**Task instructions**
In full and without alteration, give the listing again.

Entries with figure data
--- START ---

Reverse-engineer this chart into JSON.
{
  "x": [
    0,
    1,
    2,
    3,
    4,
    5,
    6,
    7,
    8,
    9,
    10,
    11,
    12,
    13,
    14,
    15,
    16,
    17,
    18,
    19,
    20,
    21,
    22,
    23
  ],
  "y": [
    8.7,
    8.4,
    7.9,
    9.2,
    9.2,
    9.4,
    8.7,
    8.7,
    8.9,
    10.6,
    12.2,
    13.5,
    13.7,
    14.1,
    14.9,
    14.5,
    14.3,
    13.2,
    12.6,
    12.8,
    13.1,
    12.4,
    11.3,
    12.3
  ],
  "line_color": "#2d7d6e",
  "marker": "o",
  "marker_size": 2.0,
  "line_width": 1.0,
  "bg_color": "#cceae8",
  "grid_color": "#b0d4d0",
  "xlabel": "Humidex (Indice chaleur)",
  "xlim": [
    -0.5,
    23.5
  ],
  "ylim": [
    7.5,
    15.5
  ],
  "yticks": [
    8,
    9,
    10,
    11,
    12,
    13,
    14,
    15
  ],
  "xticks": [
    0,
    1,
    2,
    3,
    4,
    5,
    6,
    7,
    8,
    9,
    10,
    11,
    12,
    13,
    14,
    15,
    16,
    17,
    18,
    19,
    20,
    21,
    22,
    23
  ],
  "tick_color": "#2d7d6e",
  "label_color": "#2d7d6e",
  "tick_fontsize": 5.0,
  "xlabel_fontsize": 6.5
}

--- END ---

**Answer for this exercise**
Reverse-engineer this chart into JSON.
{
  "x": [
    0,
    1,
    2,
    3,
    4,
    5,
    6,
    7,
    8,
    9,
    10,
    11,
    12,
    13,
    14,
    15,
    16,
    17,
    18,
    19,
    20,
    21,
    22,
    23
  ],
  "y": [
    8.7,
    8.4,
    7.9,
    9.2,
    9.2,
    9.4,
    8.7,
    8.7,
    8.9,
    10.6,
    12.2,
    13.5,
    13.7,
    14.1,
    14.9,
    14.5,
    14.3,
    13.2,
    12.6,
    12.8,
    13.1,
    12.4,
    11.3,
    12.3
  ],
  "line_color": "#2d7d6e",
  "marker": "o",
  "marker_size": 2.0,
  "line_width": 1.0,
  "bg_color": "#cceae8",
  "grid_color": "#b0d4d0",
  "xlabel": "Humidex (Indice chaleur)",
  "xlim": [
    -0.5,
    23.5
  ],
  "ylim": [
    7.5,
    15.5
  ],
  "yticks": [
    8,
    9,
    10,
    11,
    12,
    13,
    14,
    15
  ],
  "xticks": [
    0,
    1,
    2,
    3,
    4,
    5,
    6,
    7,
    8,
    9,
    10,
    11,
    12,
    13,
    14,
    15,
    16,
    17,
    18,
    19,
    20,
    21,
    22,
    23
  ],
  "tick_color": "#2d7d6e",
  "label_color": "#2d7d6e",
  "tick_fontsize": 5.0,
  "xlabel_fontsize": 6.5
}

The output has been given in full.